- WRITTEN TASK -
Will you transcribe all the entries word for word, skipping the pictures they hold?

- RECORDS FOR THE TASK -

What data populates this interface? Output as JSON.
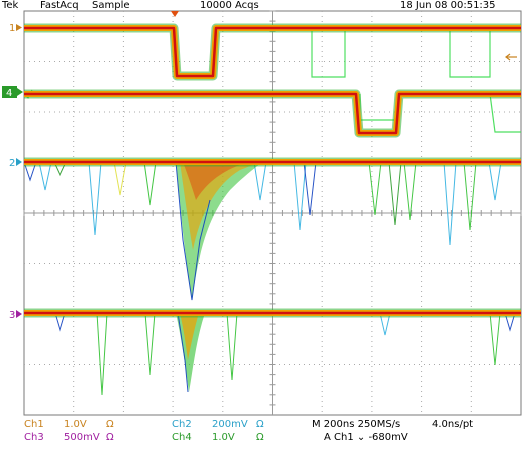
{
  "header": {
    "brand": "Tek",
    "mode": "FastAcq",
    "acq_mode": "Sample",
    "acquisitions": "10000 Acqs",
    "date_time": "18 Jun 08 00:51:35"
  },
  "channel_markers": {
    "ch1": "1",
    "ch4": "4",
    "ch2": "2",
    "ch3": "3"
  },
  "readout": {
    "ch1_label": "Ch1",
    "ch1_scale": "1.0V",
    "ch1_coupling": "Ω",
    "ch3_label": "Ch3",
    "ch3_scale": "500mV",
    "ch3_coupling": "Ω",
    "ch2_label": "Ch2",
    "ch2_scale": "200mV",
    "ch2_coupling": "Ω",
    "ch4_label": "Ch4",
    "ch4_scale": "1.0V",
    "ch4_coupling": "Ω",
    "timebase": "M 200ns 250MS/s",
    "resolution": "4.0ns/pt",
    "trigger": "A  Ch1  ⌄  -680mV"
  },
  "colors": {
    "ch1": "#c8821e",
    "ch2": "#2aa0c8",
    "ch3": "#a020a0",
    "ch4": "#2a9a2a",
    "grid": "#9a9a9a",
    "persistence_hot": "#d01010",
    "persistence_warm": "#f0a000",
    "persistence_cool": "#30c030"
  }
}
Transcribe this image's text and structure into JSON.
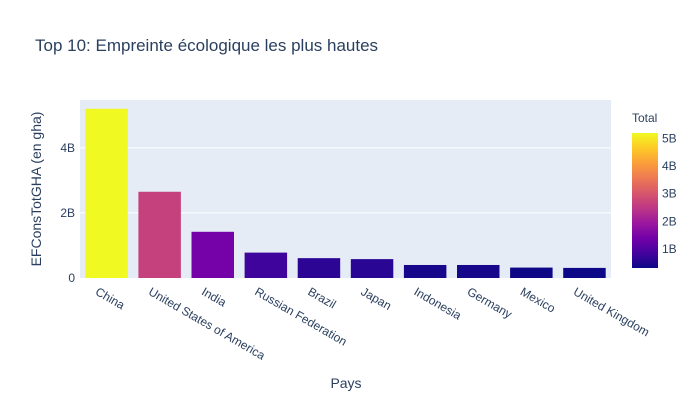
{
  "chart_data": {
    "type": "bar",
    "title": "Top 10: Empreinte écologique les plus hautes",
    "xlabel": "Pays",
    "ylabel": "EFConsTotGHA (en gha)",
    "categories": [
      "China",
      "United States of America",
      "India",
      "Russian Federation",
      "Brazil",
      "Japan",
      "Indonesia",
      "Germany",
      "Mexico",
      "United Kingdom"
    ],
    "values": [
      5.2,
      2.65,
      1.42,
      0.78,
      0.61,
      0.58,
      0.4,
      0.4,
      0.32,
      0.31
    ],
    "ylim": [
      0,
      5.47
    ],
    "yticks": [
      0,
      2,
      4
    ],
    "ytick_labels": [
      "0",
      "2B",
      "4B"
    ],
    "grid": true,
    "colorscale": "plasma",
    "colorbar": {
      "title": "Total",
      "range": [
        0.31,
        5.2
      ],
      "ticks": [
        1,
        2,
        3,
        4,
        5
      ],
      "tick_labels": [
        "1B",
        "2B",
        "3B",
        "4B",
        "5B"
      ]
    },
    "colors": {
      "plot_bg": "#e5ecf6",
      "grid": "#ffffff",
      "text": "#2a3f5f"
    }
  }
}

- RESPONSE -
What data populates this interface? Output as JSON.
{
  "header": {
    "brand": "Tek",
    "mode": "FastAcq",
    "acq_mode": "Sample",
    "acquisitions": "10000 Acqs",
    "date_time": "18 Jun 08 00:51:35"
  },
  "channel_markers": {
    "ch1": "1",
    "ch4": "4",
    "ch2": "2",
    "ch3": "3"
  },
  "readout": {
    "ch1_label": "Ch1",
    "ch1_scale": "1.0V",
    "ch1_coupling": "Ω",
    "ch3_label": "Ch3",
    "ch3_scale": "500mV",
    "ch3_coupling": "Ω",
    "ch2_label": "Ch2",
    "ch2_scale": "200mV",
    "ch2_coupling": "Ω",
    "ch4_label": "Ch4",
    "ch4_scale": "1.0V",
    "ch4_coupling": "Ω",
    "timebase": "M 200ns 250MS/s",
    "resolution": "4.0ns/pt",
    "trigger": "A  Ch1  ⌄  -680mV"
  },
  "colors": {
    "ch1": "#c8821e",
    "ch2": "#2aa0c8",
    "ch3": "#a020a0",
    "ch4": "#2a9a2a",
    "grid": "#9a9a9a",
    "persistence_hot": "#d01010",
    "persistence_warm": "#f0a000",
    "persistence_cool": "#30c030"
  }
}
Transcribe this image's text and structure into JSON.
{
  "chart_data": {
    "type": "bar",
    "title": "Top 10: Empreinte écologique les plus hautes",
    "xlabel": "Pays",
    "ylabel": "EFConsTotGHA (en gha)",
    "categories": [
      "China",
      "United States of America",
      "India",
      "Russian Federation",
      "Brazil",
      "Japan",
      "Indonesia",
      "Germany",
      "Mexico",
      "United Kingdom"
    ],
    "values": [
      5.2,
      2.65,
      1.42,
      0.78,
      0.61,
      0.58,
      0.4,
      0.4,
      0.32,
      0.31
    ],
    "ylim": [
      0,
      5.47
    ],
    "yticks": [
      0,
      2,
      4
    ],
    "ytick_labels": [
      "0",
      "2B",
      "4B"
    ],
    "grid": true,
    "colorscale": "plasma",
    "colorbar": {
      "title": "Total",
      "range": [
        0.31,
        5.2
      ],
      "ticks": [
        1,
        2,
        3,
        4,
        5
      ],
      "tick_labels": [
        "1B",
        "2B",
        "3B",
        "4B",
        "5B"
      ]
    },
    "colors": {
      "plot_bg": "#e5ecf6",
      "grid": "#ffffff",
      "text": "#2a3f5f"
    }
  }
}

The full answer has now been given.